* _SUPPLIED DATA_:

------------------------------------------------

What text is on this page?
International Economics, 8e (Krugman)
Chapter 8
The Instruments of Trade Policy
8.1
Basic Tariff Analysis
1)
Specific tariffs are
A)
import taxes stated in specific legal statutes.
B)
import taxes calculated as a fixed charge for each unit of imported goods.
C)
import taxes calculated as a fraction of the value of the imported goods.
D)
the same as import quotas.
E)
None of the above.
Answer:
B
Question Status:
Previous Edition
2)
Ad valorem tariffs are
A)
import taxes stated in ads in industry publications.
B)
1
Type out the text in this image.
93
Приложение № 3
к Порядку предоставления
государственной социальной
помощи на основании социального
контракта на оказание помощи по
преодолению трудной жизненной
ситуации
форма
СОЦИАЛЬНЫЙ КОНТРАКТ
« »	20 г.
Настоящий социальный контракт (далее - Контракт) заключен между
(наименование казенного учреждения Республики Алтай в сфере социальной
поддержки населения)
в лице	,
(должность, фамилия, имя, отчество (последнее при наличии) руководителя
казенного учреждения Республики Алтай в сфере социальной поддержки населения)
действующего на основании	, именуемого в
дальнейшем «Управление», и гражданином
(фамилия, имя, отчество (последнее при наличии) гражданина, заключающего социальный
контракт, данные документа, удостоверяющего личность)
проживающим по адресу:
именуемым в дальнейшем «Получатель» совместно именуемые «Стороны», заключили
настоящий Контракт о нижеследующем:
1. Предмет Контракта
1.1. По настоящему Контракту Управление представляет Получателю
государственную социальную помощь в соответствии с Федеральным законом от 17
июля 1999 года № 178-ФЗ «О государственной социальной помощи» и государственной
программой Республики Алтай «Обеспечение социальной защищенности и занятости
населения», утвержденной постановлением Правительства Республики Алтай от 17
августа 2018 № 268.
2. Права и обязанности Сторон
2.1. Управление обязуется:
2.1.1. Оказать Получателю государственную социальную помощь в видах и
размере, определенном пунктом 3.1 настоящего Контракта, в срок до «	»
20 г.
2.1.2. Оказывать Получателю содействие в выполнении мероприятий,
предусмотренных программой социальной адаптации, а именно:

------------------------------------------------

* _DESCRIPTION OF THE TASK_: Copy each line that contains the word "поддержки".

* _CORRECT RESULT_:
поддержки населения)
казенного учреждения Республики Алтай в сфере социальной поддержки населения)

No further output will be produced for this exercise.